Exercise objective
Copy out all of the data below with no alterations.

Stored data entries
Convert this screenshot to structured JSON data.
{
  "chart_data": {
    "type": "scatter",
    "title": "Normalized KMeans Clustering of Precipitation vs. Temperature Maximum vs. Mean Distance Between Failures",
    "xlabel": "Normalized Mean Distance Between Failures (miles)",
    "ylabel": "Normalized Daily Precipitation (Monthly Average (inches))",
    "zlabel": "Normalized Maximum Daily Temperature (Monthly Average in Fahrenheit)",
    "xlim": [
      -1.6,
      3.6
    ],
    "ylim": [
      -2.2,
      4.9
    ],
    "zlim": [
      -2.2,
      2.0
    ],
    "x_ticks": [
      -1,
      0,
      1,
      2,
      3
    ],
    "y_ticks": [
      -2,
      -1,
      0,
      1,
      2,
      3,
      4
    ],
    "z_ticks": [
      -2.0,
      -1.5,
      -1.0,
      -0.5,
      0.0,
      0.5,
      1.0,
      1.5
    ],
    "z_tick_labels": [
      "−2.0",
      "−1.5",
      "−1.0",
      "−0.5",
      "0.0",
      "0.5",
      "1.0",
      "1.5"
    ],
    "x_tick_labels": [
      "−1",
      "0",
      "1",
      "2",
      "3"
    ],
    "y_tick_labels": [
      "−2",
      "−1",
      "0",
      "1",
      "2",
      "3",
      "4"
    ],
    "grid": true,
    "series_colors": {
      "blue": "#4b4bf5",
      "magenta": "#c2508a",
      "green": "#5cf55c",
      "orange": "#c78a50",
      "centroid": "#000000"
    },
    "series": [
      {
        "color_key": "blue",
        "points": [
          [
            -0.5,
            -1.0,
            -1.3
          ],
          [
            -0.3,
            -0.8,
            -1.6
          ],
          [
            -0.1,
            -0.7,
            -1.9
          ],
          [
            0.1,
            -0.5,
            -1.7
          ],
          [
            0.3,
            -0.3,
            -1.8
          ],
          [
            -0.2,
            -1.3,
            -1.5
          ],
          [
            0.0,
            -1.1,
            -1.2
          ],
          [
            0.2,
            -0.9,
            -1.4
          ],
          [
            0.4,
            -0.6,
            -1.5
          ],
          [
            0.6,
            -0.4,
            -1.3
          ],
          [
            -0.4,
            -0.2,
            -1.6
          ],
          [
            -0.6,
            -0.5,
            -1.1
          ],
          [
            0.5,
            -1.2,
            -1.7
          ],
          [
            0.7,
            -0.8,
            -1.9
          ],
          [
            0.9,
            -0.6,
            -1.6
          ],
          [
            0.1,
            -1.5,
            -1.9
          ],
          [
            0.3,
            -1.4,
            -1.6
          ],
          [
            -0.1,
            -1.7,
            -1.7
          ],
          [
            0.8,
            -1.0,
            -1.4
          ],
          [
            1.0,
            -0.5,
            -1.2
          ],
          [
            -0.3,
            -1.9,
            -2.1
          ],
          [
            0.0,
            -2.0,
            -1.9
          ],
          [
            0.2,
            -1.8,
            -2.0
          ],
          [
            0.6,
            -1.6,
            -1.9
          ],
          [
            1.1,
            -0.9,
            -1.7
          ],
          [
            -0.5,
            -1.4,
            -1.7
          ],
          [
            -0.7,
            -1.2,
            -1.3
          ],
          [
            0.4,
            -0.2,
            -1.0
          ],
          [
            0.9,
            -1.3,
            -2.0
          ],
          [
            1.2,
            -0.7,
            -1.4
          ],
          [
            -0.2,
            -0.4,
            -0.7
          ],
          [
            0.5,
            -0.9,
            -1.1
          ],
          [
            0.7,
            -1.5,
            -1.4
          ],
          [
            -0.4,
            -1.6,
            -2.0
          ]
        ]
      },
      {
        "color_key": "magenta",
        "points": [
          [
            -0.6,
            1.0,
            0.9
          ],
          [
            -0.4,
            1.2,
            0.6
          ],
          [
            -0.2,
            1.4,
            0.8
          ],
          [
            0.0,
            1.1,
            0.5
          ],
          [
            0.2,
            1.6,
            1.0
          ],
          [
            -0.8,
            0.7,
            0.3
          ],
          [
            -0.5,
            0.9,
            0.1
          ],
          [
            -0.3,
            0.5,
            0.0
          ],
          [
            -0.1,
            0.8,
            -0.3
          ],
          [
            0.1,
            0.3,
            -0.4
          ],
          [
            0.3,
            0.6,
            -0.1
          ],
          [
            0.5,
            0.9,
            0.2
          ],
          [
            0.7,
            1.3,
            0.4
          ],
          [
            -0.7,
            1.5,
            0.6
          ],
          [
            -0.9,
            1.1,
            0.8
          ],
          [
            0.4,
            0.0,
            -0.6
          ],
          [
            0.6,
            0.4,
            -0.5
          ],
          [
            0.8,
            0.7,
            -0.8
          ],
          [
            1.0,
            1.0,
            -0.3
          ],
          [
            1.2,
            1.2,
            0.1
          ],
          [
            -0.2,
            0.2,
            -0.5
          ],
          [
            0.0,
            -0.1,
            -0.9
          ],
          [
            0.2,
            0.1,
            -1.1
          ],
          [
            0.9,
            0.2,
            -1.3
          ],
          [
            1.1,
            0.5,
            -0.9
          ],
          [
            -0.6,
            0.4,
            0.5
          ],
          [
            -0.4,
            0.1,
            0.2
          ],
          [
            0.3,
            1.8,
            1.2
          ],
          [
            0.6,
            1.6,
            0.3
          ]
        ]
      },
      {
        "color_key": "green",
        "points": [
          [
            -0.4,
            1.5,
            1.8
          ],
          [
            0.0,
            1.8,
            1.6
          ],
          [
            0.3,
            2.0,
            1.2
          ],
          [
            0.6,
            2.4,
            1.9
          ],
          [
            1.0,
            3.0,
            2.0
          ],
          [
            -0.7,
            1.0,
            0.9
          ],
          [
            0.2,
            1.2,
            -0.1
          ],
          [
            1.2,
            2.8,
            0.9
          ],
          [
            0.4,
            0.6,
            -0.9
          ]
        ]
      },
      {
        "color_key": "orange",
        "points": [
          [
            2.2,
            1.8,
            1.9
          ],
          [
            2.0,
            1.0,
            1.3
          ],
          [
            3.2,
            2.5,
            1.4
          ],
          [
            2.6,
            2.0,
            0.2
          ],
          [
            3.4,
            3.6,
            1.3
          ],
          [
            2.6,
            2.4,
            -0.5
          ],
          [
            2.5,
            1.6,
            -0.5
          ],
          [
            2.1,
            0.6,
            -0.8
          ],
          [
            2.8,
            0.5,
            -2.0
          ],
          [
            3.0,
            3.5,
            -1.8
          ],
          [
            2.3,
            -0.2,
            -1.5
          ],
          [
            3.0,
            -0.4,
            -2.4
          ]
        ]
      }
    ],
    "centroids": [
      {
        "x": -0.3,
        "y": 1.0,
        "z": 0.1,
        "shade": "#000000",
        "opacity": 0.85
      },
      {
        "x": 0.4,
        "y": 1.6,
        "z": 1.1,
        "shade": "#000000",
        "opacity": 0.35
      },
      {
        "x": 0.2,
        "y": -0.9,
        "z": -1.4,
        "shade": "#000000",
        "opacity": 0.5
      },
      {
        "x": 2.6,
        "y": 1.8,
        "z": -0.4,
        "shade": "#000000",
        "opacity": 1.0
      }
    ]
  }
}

Exercise response
Convert this screenshot to structured JSON data.
{
  "chart_data": {
    "type": "scatter",
    "title": "Normalized KMeans Clustering of Precipitation vs. Temperature Maximum vs. Mean Distance Between Failures",
    "xlabel": "Normalized Mean Distance Between Failures (miles)",
    "ylabel": "Normalized Daily Precipitation (Monthly Average (inches))",
    "zlabel": "Normalized Maximum Daily Temperature (Monthly Average in Fahrenheit)",
    "xlim": [
      -1.6,
      3.6
    ],
    "ylim": [
      -2.2,
      4.9
    ],
    "zlim": [
      -2.2,
      2.0
    ],
    "x_ticks": [
      -1,
      0,
      1,
      2,
      3
    ],
    "y_ticks": [
      -2,
      -1,
      0,
      1,
      2,
      3,
      4
    ],
    "z_ticks": [
      -2.0,
      -1.5,
      -1.0,
      -0.5,
      0.0,
      0.5,
      1.0,
      1.5
    ],
    "z_tick_labels": [
      "−2.0",
      "−1.5",
      "−1.0",
      "−0.5",
      "0.0",
      "0.5",
      "1.0",
      "1.5"
    ],
    "x_tick_labels": [
      "−1",
      "0",
      "1",
      "2",
      "3"
    ],
    "y_tick_labels": [
      "−2",
      "−1",
      "0",
      "1",
      "2",
      "3",
      "4"
    ],
    "grid": true,
    "series_colors": {
      "blue": "#4b4bf5",
      "magenta": "#c2508a",
      "green": "#5cf55c",
      "orange": "#c78a50",
      "centroid": "#000000"
    },
    "series": [
      {
        "color_key": "blue",
        "points": [
          [
            -0.5,
            -1.0,
            -1.3
          ],
          [
            -0.3,
            -0.8,
            -1.6
          ],
          [
            -0.1,
            -0.7,
            -1.9
          ],
          [
            0.1,
            -0.5,
            -1.7
          ],
          [
            0.3,
            -0.3,
            -1.8
          ],
          [
            -0.2,
            -1.3,
            -1.5
          ],
          [
            0.0,
            -1.1,
            -1.2
          ],
          [
            0.2,
            -0.9,
            -1.4
          ],
          [
            0.4,
            -0.6,
            -1.5
          ],
          [
            0.6,
            -0.4,
            -1.3
          ],
          [
            -0.4,
            -0.2,
            -1.6
          ],
          [
            -0.6,
            -0.5,
            -1.1
          ],
          [
            0.5,
            -1.2,
            -1.7
          ],
          [
            0.7,
            -0.8,
            -1.9
          ],
          [
            0.9,
            -0.6,
            -1.6
          ],
          [
            0.1,
            -1.5,
            -1.9
          ],
          [
            0.3,
            -1.4,
            -1.6
          ],
          [
            -0.1,
            -1.7,
            -1.7
          ],
          [
            0.8,
            -1.0,
            -1.4
          ],
          [
            1.0,
            -0.5,
            -1.2
          ],
          [
            -0.3,
            -1.9,
            -2.1
          ],
          [
            0.0,
            -2.0,
            -1.9
          ],
          [
            0.2,
            -1.8,
            -2.0
          ],
          [
            0.6,
            -1.6,
            -1.9
          ],
          [
            1.1,
            -0.9,
            -1.7
          ],
          [
            -0.5,
            -1.4,
            -1.7
          ],
          [
            -0.7,
            -1.2,
            -1.3
          ],
          [
            0.4,
            -0.2,
            -1.0
          ],
          [
            0.9,
            -1.3,
            -2.0
          ],
          [
            1.2,
            -0.7,
            -1.4
          ],
          [
            -0.2,
            -0.4,
            -0.7
          ],
          [
            0.5,
            -0.9,
            -1.1
          ],
          [
            0.7,
            -1.5,
            -1.4
          ],
          [
            -0.4,
            -1.6,
            -2.0
          ]
        ]
      },
      {
        "color_key": "magenta",
        "points": [
          [
            -0.6,
            1.0,
            0.9
          ],
          [
            -0.4,
            1.2,
            0.6
          ],
          [
            -0.2,
            1.4,
            0.8
          ],
          [
            0.0,
            1.1,
            0.5
          ],
          [
            0.2,
            1.6,
            1.0
          ],
          [
            -0.8,
            0.7,
            0.3
          ],
          [
            -0.5,
            0.9,
            0.1
          ],
          [
            -0.3,
            0.5,
            0.0
          ],
          [
            -0.1,
            0.8,
            -0.3
          ],
          [
            0.1,
            0.3,
            -0.4
          ],
          [
            0.3,
            0.6,
            -0.1
          ],
          [
            0.5,
            0.9,
            0.2
          ],
          [
            0.7,
            1.3,
            0.4
          ],
          [
            -0.7,
            1.5,
            0.6
          ],
          [
            -0.9,
            1.1,
            0.8
          ],
          [
            0.4,
            0.0,
            -0.6
          ],
          [
            0.6,
            0.4,
            -0.5
          ],
          [
            0.8,
            0.7,
            -0.8
          ],
          [
            1.0,
            1.0,
            -0.3
          ],
          [
            1.2,
            1.2,
            0.1
          ],
          [
            -0.2,
            0.2,
            -0.5
          ],
          [
            0.0,
            -0.1,
            -0.9
          ],
          [
            0.2,
            0.1,
            -1.1
          ],
          [
            0.9,
            0.2,
            -1.3
          ],
          [
            1.1,
            0.5,
            -0.9
          ],
          [
            -0.6,
            0.4,
            0.5
          ],
          [
            -0.4,
            0.1,
            0.2
          ],
          [
            0.3,
            1.8,
            1.2
          ],
          [
            0.6,
            1.6,
            0.3
          ]
        ]
      },
      {
        "color_key": "green",
        "points": [
          [
            -0.4,
            1.5,
            1.8
          ],
          [
            0.0,
            1.8,
            1.6
          ],
          [
            0.3,
            2.0,
            1.2
          ],
          [
            0.6,
            2.4,
            1.9
          ],
          [
            1.0,
            3.0,
            2.0
          ],
          [
            -0.7,
            1.0,
            0.9
          ],
          [
            0.2,
            1.2,
            -0.1
          ],
          [
            1.2,
            2.8,
            0.9
          ],
          [
            0.4,
            0.6,
            -0.9
          ]
        ]
      },
      {
        "color_key": "orange",
        "points": [
          [
            2.2,
            1.8,
            1.9
          ],
          [
            2.0,
            1.0,
            1.3
          ],
          [
            3.2,
            2.5,
            1.4
          ],
          [
            2.6,
            2.0,
            0.2
          ],
          [
            3.4,
            3.6,
            1.3
          ],
          [
            2.6,
            2.4,
            -0.5
          ],
          [
            2.5,
            1.6,
            -0.5
          ],
          [
            2.1,
            0.6,
            -0.8
          ],
          [
            2.8,
            0.5,
            -2.0
          ],
          [
            3.0,
            3.5,
            -1.8
          ],
          [
            2.3,
            -0.2,
            -1.5
          ],
          [
            3.0,
            -0.4,
            -2.4
          ]
        ]
      }
    ],
    "centroids": [
      {
        "x": -0.3,
        "y": 1.0,
        "z": 0.1,
        "shade": "#000000",
        "opacity": 0.85
      },
      {
        "x": 0.4,
        "y": 1.6,
        "z": 1.1,
        "shade": "#000000",
        "opacity": 0.35
      },
      {
        "x": 0.2,
        "y": -0.9,
        "z": -1.4,
        "shade": "#000000",
        "opacity": 0.5
      },
      {
        "x": 2.6,
        "y": 1.8,
        "z": -0.4,
        "shade": "#000000",
        "opacity": 1.0
      }
    ]
  }
}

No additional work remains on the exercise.